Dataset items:

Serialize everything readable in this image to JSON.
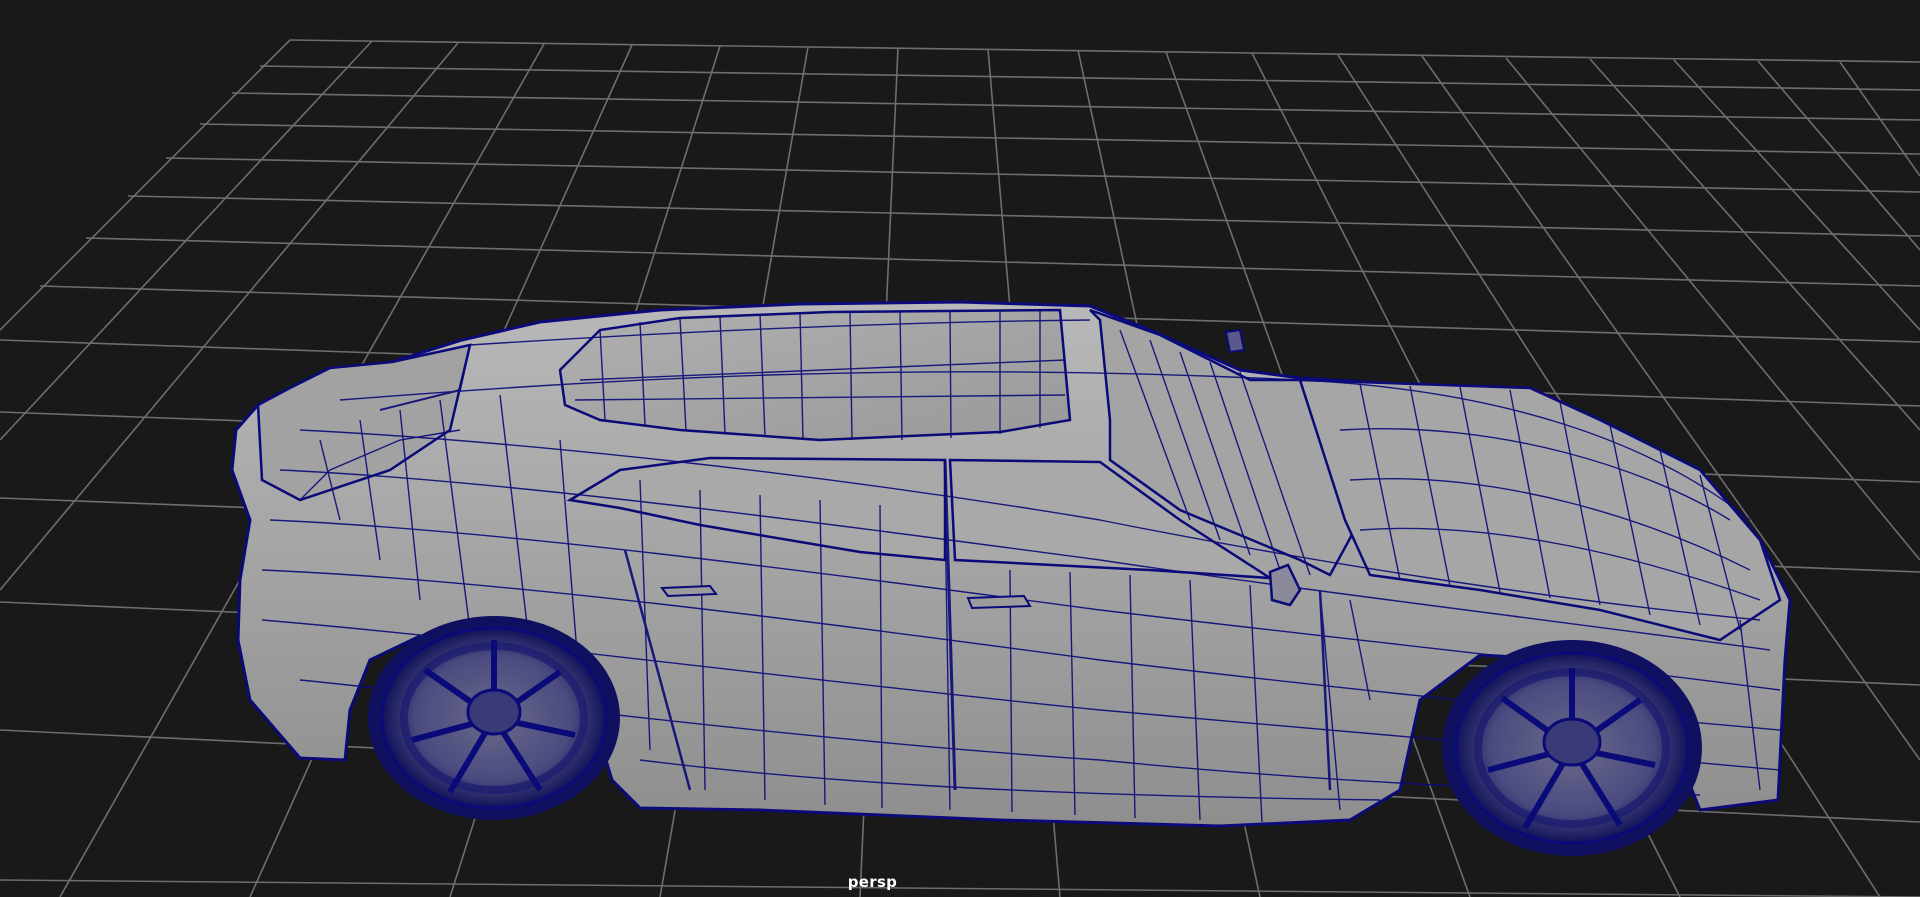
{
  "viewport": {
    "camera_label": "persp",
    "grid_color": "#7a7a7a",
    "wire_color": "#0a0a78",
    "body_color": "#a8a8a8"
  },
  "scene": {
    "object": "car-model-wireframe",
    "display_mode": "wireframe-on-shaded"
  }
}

Exercise
Copy every entry exactly as written. Pictures are excluded.

Complete output
Serialize everything readable in this image to JSON.
{
  "viewport": {
    "camera_label": "persp",
    "grid_color": "#7a7a7a",
    "wire_color": "#0a0a78",
    "body_color": "#a8a8a8"
  },
  "scene": {
    "object": "car-model-wireframe",
    "display_mode": "wireframe-on-shaded"
  }
}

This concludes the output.